-- Begin Material for this task --

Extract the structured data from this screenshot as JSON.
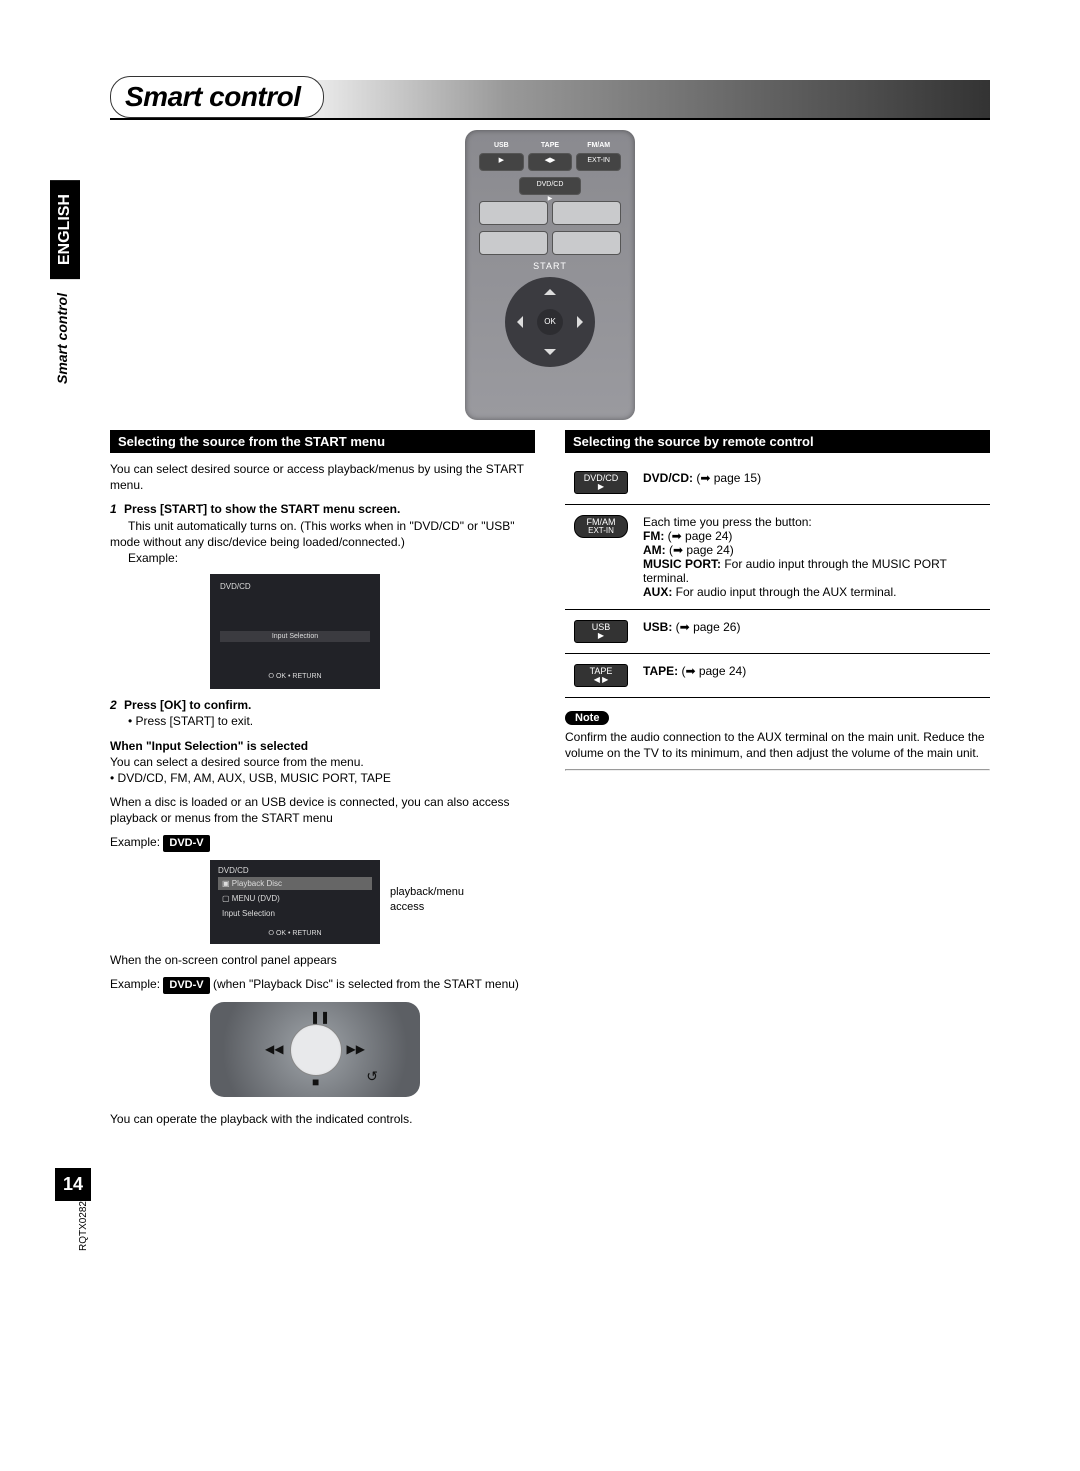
{
  "page": {
    "title": "Smart control",
    "language_tab": "ENGLISH",
    "side_label": "Smart control",
    "doc_code": "RQTX0282",
    "number": "14"
  },
  "remote": {
    "row1_labels": [
      "USB",
      "TAPE",
      "FM/AM"
    ],
    "row1_btn3": "EXT-IN",
    "dvdcd": "DVD/CD",
    "start": "START",
    "ok": "OK"
  },
  "left": {
    "header": "Selecting the source from the START menu",
    "intro": "You can select desired source or access playback/menus by using the START menu.",
    "step1_num": "1",
    "step1_head": "Press [START] to show the START menu screen.",
    "step1_body": "This unit automatically turns on. (This works when in \"DVD/CD\" or \"USB\" mode without any disc/device being loaded/connected.)",
    "example": "Example:",
    "screen1": {
      "title": "DVD/CD",
      "highlight": "Input Selection",
      "return": "OK • RETURN"
    },
    "step2_num": "2",
    "step2_head": "Press [OK] to confirm.",
    "step2_bullet": "Press [START] to exit.",
    "subhead": "When \"Input Selection\" is selected",
    "sub_body1": "You can select a desired source from the menu.",
    "sub_bullet": "DVD/CD, FM, AM, AUX, USB, MUSIC PORT, TAPE",
    "sub_body2": "When a disc is loaded or an USB device is connected, you can also access playback or menus from the START menu",
    "example2_label": "Example:",
    "example2_badge": "DVD-V",
    "screen2": {
      "title": "DVD/CD",
      "r1": "Playback Disc",
      "r2": "MENU (DVD)",
      "r3": "Input Selection",
      "return": "OK • RETURN"
    },
    "callout": "playback/menu access",
    "after1": "When the on-screen control panel appears",
    "after2_label": "Example:",
    "after2_badge": "DVD-V",
    "after2_tail": "(when \"Playback Disc\" is selected from the START menu)",
    "footer": "You can operate the playback with the indicated controls."
  },
  "right": {
    "header": "Selecting the source by remote control",
    "rows": [
      {
        "key": "DVD/CD",
        "key_sub": "▶",
        "shape": "rect",
        "text_bold": "DVD/CD:",
        "text": " (➡ page 15)"
      },
      {
        "key": "FM/AM",
        "key_sub": "EXT-IN",
        "shape": "oval",
        "lead": "Each time you press the button:",
        "lines": [
          {
            "b": "FM:",
            "t": " (➡ page 24)"
          },
          {
            "b": "AM:",
            "t": " (➡ page 24)"
          },
          {
            "b": "MUSIC PORT:",
            "t": "  For audio input through the MUSIC PORT terminal."
          },
          {
            "b": "AUX:",
            "t": " For audio input through the AUX terminal."
          }
        ]
      },
      {
        "key": "USB",
        "key_sub": "▶",
        "shape": "rect",
        "text_bold": "USB:",
        "text": " (➡ page 26)"
      },
      {
        "key": "TAPE",
        "key_sub": "◀ ▶",
        "shape": "rect",
        "text_bold": "TAPE:",
        "text": " (➡ page 24)"
      }
    ],
    "note_label": "Note",
    "note_body": "Confirm the audio connection to the AUX terminal on the main unit. Reduce the volume on the TV to its minimum, and then adjust the volume of the main unit."
  }
}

-- End Material for this task --

What you are asked to do — Leave the images out and output the remaining material exactly as it stands.

Correct response —
Extract the structured data from this screenshot as JSON.
{
  "page": {
    "title": "Smart control",
    "language_tab": "ENGLISH",
    "side_label": "Smart control",
    "doc_code": "RQTX0282",
    "number": "14"
  },
  "remote": {
    "row1_labels": [
      "USB",
      "TAPE",
      "FM/AM"
    ],
    "row1_btn3": "EXT-IN",
    "dvdcd": "DVD/CD",
    "start": "START",
    "ok": "OK"
  },
  "left": {
    "header": "Selecting the source from the START menu",
    "intro": "You can select desired source or access playback/menus by using the START menu.",
    "step1_num": "1",
    "step1_head": "Press [START] to show the START menu screen.",
    "step1_body": "This unit automatically turns on. (This works when in \"DVD/CD\" or \"USB\" mode without any disc/device being loaded/connected.)",
    "example": "Example:",
    "screen1": {
      "title": "DVD/CD",
      "highlight": "Input Selection",
      "return": "OK • RETURN"
    },
    "step2_num": "2",
    "step2_head": "Press [OK] to confirm.",
    "step2_bullet": "Press [START] to exit.",
    "subhead": "When \"Input Selection\" is selected",
    "sub_body1": "You can select a desired source from the menu.",
    "sub_bullet": "DVD/CD, FM, AM, AUX, USB, MUSIC PORT, TAPE",
    "sub_body2": "When a disc is loaded or an USB device is connected, you can also access playback or menus from the START menu",
    "example2_label": "Example:",
    "example2_badge": "DVD-V",
    "screen2": {
      "title": "DVD/CD",
      "r1": "Playback Disc",
      "r2": "MENU (DVD)",
      "r3": "Input Selection",
      "return": "OK • RETURN"
    },
    "callout": "playback/menu access",
    "after1": "When the on-screen control panel appears",
    "after2_label": "Example:",
    "after2_badge": "DVD-V",
    "after2_tail": "(when \"Playback Disc\" is selected from the START menu)",
    "footer": "You can operate the playback with the indicated controls."
  },
  "right": {
    "header": "Selecting the source by remote control",
    "rows": [
      {
        "key": "DVD/CD",
        "key_sub": "▶",
        "shape": "rect",
        "text_bold": "DVD/CD:",
        "text": " (➡ page 15)"
      },
      {
        "key": "FM/AM",
        "key_sub": "EXT-IN",
        "shape": "oval",
        "lead": "Each time you press the button:",
        "lines": [
          {
            "b": "FM:",
            "t": " (➡ page 24)"
          },
          {
            "b": "AM:",
            "t": " (➡ page 24)"
          },
          {
            "b": "MUSIC PORT:",
            "t": "  For audio input through the MUSIC PORT terminal."
          },
          {
            "b": "AUX:",
            "t": " For audio input through the AUX terminal."
          }
        ]
      },
      {
        "key": "USB",
        "key_sub": "▶",
        "shape": "rect",
        "text_bold": "USB:",
        "text": " (➡ page 26)"
      },
      {
        "key": "TAPE",
        "key_sub": "◀ ▶",
        "shape": "rect",
        "text_bold": "TAPE:",
        "text": " (➡ page 24)"
      }
    ],
    "note_label": "Note",
    "note_body": "Confirm the audio connection to the AUX terminal on the main unit. Reduce the volume on the TV to its minimum, and then adjust the volume of the main unit."
  }
}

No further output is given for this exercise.